## Exercise instructions
With the images removed, repeat the data below exactly.

## Items
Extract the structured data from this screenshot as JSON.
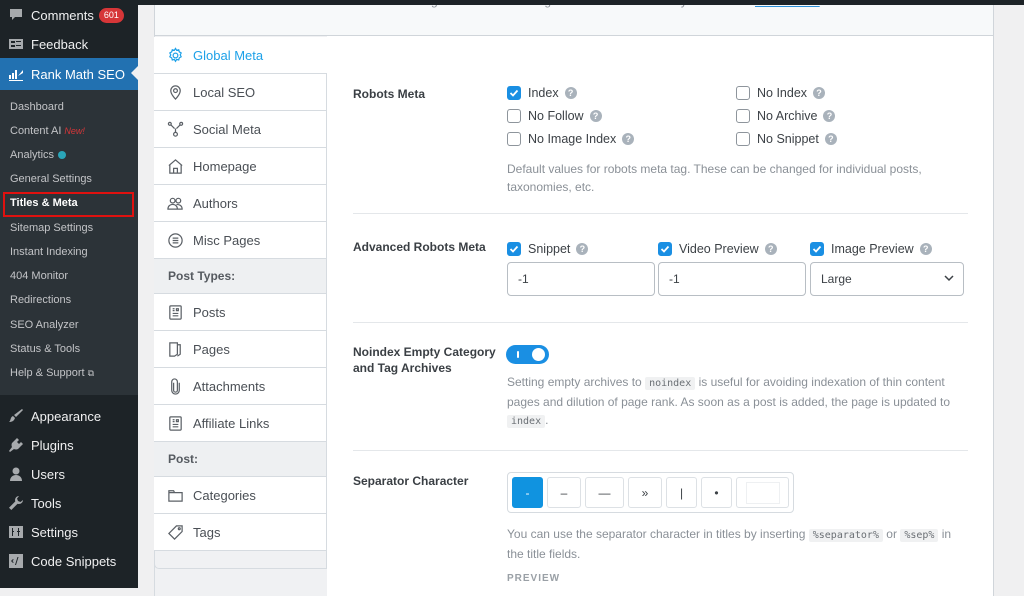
{
  "wp_menu": {
    "top_items": [
      {
        "label": "Comments",
        "icon": "comments-icon",
        "badge": "601"
      },
      {
        "label": "Feedback",
        "icon": "feedback-icon"
      },
      {
        "label": "Rank Math SEO",
        "icon": "rank-math-icon",
        "active": true
      }
    ],
    "submenu": [
      {
        "label": "Dashboard"
      },
      {
        "label": "Content AI",
        "tag": "New!"
      },
      {
        "label": "Analytics",
        "status_dot": true
      },
      {
        "label": "General Settings"
      },
      {
        "label": "Titles & Meta",
        "current": true
      },
      {
        "label": "Sitemap Settings"
      },
      {
        "label": "Instant Indexing"
      },
      {
        "label": "404 Monitor"
      },
      {
        "label": "Redirections"
      },
      {
        "label": "SEO Analyzer"
      },
      {
        "label": "Status & Tools"
      },
      {
        "label": "Help & Support",
        "external": "⧉"
      }
    ],
    "bottom_items": [
      {
        "label": "Appearance",
        "icon": "paintbrush-icon"
      },
      {
        "label": "Plugins",
        "icon": "plugins-icon"
      },
      {
        "label": "Users",
        "icon": "users-icon"
      },
      {
        "label": "Tools",
        "icon": "wrench-icon"
      },
      {
        "label": "Settings",
        "icon": "settings-icon"
      },
      {
        "label": "Code Snippets",
        "icon": "code-snippets-icon"
      }
    ]
  },
  "header": {
    "text": "change Global Meta settings that take effect across your website.",
    "link": "Learn more."
  },
  "tabs": [
    {
      "label": "Global Meta",
      "icon": "gear-icon",
      "active": true
    },
    {
      "label": "Local SEO",
      "icon": "location-pin-icon"
    },
    {
      "label": "Social Meta",
      "icon": "social-share-icon"
    },
    {
      "label": "Homepage",
      "icon": "home-icon"
    },
    {
      "label": "Authors",
      "icon": "authors-icon"
    },
    {
      "label": "Misc Pages",
      "icon": "list-circle-icon"
    },
    {
      "section": "Post Types:"
    },
    {
      "label": "Posts",
      "icon": "posts-icon"
    },
    {
      "label": "Pages",
      "icon": "pages-icon"
    },
    {
      "label": "Attachments",
      "icon": "paperclip-icon"
    },
    {
      "label": "Affiliate Links",
      "icon": "affiliate-links-icon"
    },
    {
      "section": "Post:"
    },
    {
      "label": "Categories",
      "icon": "folder-icon"
    },
    {
      "label": "Tags",
      "icon": "tag-icon"
    }
  ],
  "robots_meta": {
    "label": "Robots Meta",
    "options": [
      {
        "label": "Index",
        "checked": true
      },
      {
        "label": "No Follow",
        "checked": false
      },
      {
        "label": "No Image Index",
        "checked": false
      },
      {
        "label": "No Index",
        "checked": false
      },
      {
        "label": "No Archive",
        "checked": false
      },
      {
        "label": "No Snippet",
        "checked": false
      }
    ],
    "description_line1": "Default values for robots meta tag. These can be changed for individual posts,",
    "description_line2": "taxonomies, etc."
  },
  "advanced_robots": {
    "label": "Advanced Robots Meta",
    "snippet": {
      "label": "Snippet",
      "checked": true,
      "value": "-1"
    },
    "video_preview": {
      "label": "Video Preview",
      "checked": true,
      "value": "-1"
    },
    "image_preview": {
      "label": "Image Preview",
      "checked": true,
      "value": "Large"
    }
  },
  "noindex_empty": {
    "label_line1": "Noindex Empty Category",
    "label_line2": "and Tag Archives",
    "enabled": true,
    "desc_a": "Setting empty archives to ",
    "code_a": "noindex",
    "desc_b": " is useful for avoiding indexation of thin content",
    "desc_line2": "pages and dilution of page rank. As soon as a post is added, the page is updated to",
    "code_b": "index",
    "desc_end": "."
  },
  "separator": {
    "label": "Separator Character",
    "options": [
      "-",
      "–",
      "—",
      "»",
      "|",
      "•",
      ""
    ],
    "selected_index": 0,
    "desc_a": "You can use the separator character in titles by inserting ",
    "code_a": "%separator%",
    "desc_or": " or ",
    "code_b": "%sep%",
    "desc_b": " in",
    "desc_line2": "the title fields.",
    "preview_label": "PREVIEW"
  },
  "colors": {
    "accent": "#1a8fe3",
    "wp_admin_bg": "#1d2327",
    "wp_active": "#2271b1",
    "highlight_box": "#e0110f"
  }
}
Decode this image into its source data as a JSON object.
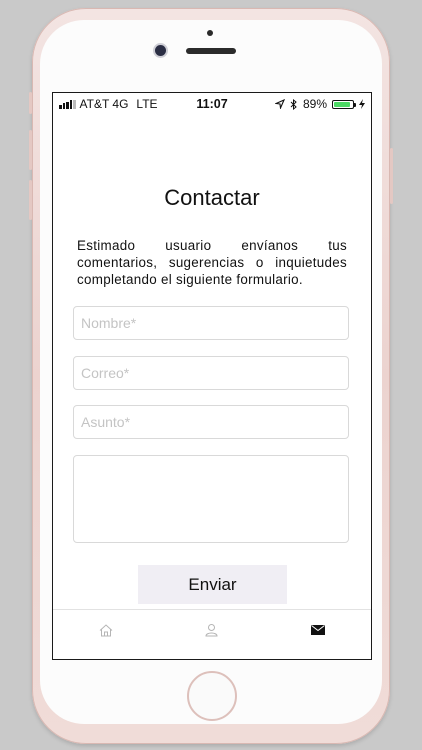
{
  "status_bar": {
    "carrier": "AT&T 4G",
    "network": "LTE",
    "time": "11:07",
    "battery_percent": "89%",
    "battery_level": 0.89,
    "battery_color": "#4cd964"
  },
  "page": {
    "title": "Contactar",
    "description": "Estimado usuario envíanos tus comentarios, sugerencias o inquietudes completando el siguiente formulario."
  },
  "form": {
    "name_placeholder": "Nombre*",
    "email_placeholder": "Correo*",
    "subject_placeholder": "Asunto*",
    "message_placeholder": "",
    "submit_label": "Enviar"
  },
  "tab_bar": {
    "items": [
      {
        "icon": "home-icon",
        "active": false
      },
      {
        "icon": "user-icon",
        "active": false
      },
      {
        "icon": "mail-icon",
        "active": true
      }
    ]
  }
}
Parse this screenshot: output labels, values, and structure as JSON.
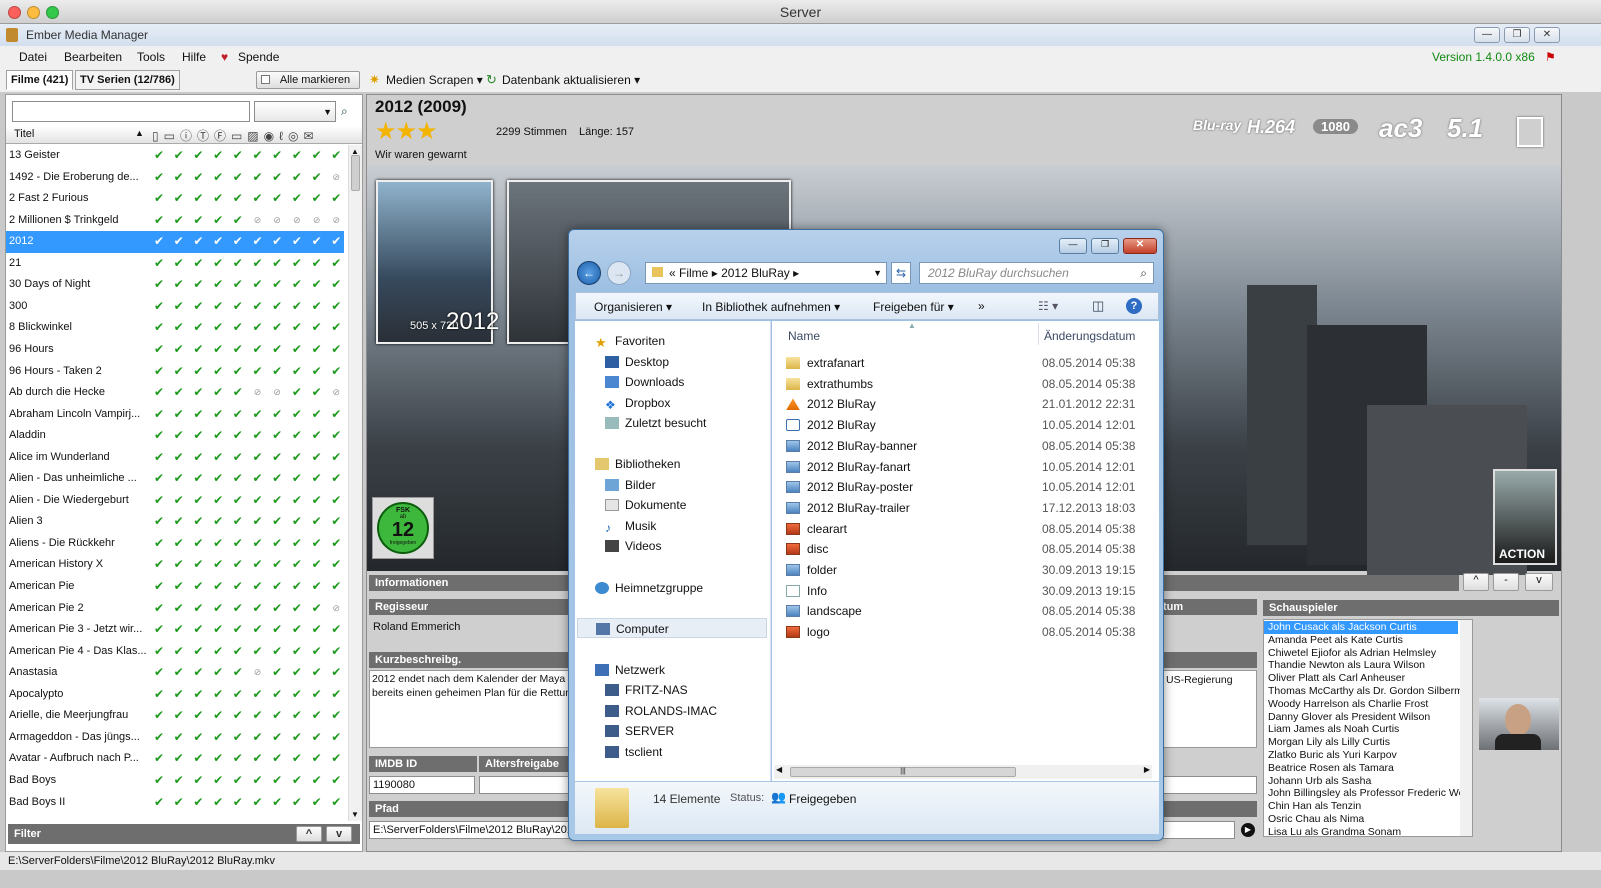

## Answer to this task
Extract the structured data from this screenshot as JSON.
{
  "wp_menu": {
    "top_items": [
      {
        "label": "Comments",
        "icon": "comments-icon",
        "badge": "601"
      },
      {
        "label": "Feedback",
        "icon": "feedback-icon"
      },
      {
        "label": "Rank Math SEO",
        "icon": "rank-math-icon",
        "active": true
      }
    ],
    "submenu": [
      {
        "label": "Dashboard"
      },
      {
        "label": "Content AI",
        "tag": "New!"
      },
      {
        "label": "Analytics",
        "status_dot": true
      },
      {
        "label": "General Settings"
      },
      {
        "label": "Titles & Meta",
        "current": true
      },
      {
        "label": "Sitemap Settings"
      },
      {
        "label": "Instant Indexing"
      },
      {
        "label": "404 Monitor"
      },
      {
        "label": "Redirections"
      },
      {
        "label": "SEO Analyzer"
      },
      {
        "label": "Status & Tools"
      },
      {
        "label": "Help & Support",
        "external": "⧉"
      }
    ],
    "bottom_items": [
      {
        "label": "Appearance",
        "icon": "paintbrush-icon"
      },
      {
        "label": "Plugins",
        "icon": "plugins-icon"
      },
      {
        "label": "Users",
        "icon": "users-icon"
      },
      {
        "label": "Tools",
        "icon": "wrench-icon"
      },
      {
        "label": "Settings",
        "icon": "settings-icon"
      },
      {
        "label": "Code Snippets",
        "icon": "code-snippets-icon"
      }
    ]
  },
  "header": {
    "text": "change Global Meta settings that take effect across your website.",
    "link": "Learn more."
  },
  "tabs": [
    {
      "label": "Global Meta",
      "icon": "gear-icon",
      "active": true
    },
    {
      "label": "Local SEO",
      "icon": "location-pin-icon"
    },
    {
      "label": "Social Meta",
      "icon": "social-share-icon"
    },
    {
      "label": "Homepage",
      "icon": "home-icon"
    },
    {
      "label": "Authors",
      "icon": "authors-icon"
    },
    {
      "label": "Misc Pages",
      "icon": "list-circle-icon"
    },
    {
      "section": "Post Types:"
    },
    {
      "label": "Posts",
      "icon": "posts-icon"
    },
    {
      "label": "Pages",
      "icon": "pages-icon"
    },
    {
      "label": "Attachments",
      "icon": "paperclip-icon"
    },
    {
      "label": "Affiliate Links",
      "icon": "affiliate-links-icon"
    },
    {
      "section": "Post:"
    },
    {
      "label": "Categories",
      "icon": "folder-icon"
    },
    {
      "label": "Tags",
      "icon": "tag-icon"
    }
  ],
  "robots_meta": {
    "label": "Robots Meta",
    "options": [
      {
        "label": "Index",
        "checked": true
      },
      {
        "label": "No Follow",
        "checked": false
      },
      {
        "label": "No Image Index",
        "checked": false
      },
      {
        "label": "No Index",
        "checked": false
      },
      {
        "label": "No Archive",
        "checked": false
      },
      {
        "label": "No Snippet",
        "checked": false
      }
    ],
    "description_line1": "Default values for robots meta tag. These can be changed for individual posts,",
    "description_line2": "taxonomies, etc."
  },
  "advanced_robots": {
    "label": "Advanced Robots Meta",
    "snippet": {
      "label": "Snippet",
      "checked": true,
      "value": "-1"
    },
    "video_preview": {
      "label": "Video Preview",
      "checked": true,
      "value": "-1"
    },
    "image_preview": {
      "label": "Image Preview",
      "checked": true,
      "value": "Large"
    }
  },
  "noindex_empty": {
    "label_line1": "Noindex Empty Category",
    "label_line2": "and Tag Archives",
    "enabled": true,
    "desc_a": "Setting empty archives to ",
    "code_a": "noindex",
    "desc_b": " is useful for avoiding indexation of thin content",
    "desc_line2": "pages and dilution of page rank. As soon as a post is added, the page is updated to",
    "code_b": "index",
    "desc_end": "."
  },
  "separator": {
    "label": "Separator Character",
    "options": [
      "-",
      "–",
      "—",
      "»",
      "|",
      "•",
      ""
    ],
    "selected_index": 0,
    "desc_a": "You can use the separator character in titles by inserting ",
    "code_a": "%separator%",
    "desc_or": " or ",
    "code_b": "%sep%",
    "desc_b": " in",
    "desc_line2": "the title fields.",
    "preview_label": "PREVIEW"
  },
  "colors": {
    "accent": "#1a8fe3",
    "wp_admin_bg": "#1d2327",
    "wp_active": "#2271b1",
    "highlight_box": "#e0110f"
  }
}
Decode this image into its source data as a JSON object.
{
  "status_bar": {
    "carrier": "AT&T 4G",
    "network": "LTE",
    "time": "11:07",
    "battery_percent": "89%",
    "battery_level": 0.89,
    "battery_color": "#4cd964"
  },
  "page": {
    "title": "Contactar",
    "description": "Estimado usuario envíanos tus comentarios, sugerencias o inquietudes completando el siguiente formulario."
  },
  "form": {
    "name_placeholder": "Nombre*",
    "email_placeholder": "Correo*",
    "subject_placeholder": "Asunto*",
    "message_placeholder": "",
    "submit_label": "Enviar"
  },
  "tab_bar": {
    "items": [
      {
        "icon": "home-icon",
        "active": false
      },
      {
        "icon": "user-icon",
        "active": false
      },
      {
        "icon": "mail-icon",
        "active": true
      }
    ]
  }
}
Parse this screenshot: output labels, values, and structure as JSON.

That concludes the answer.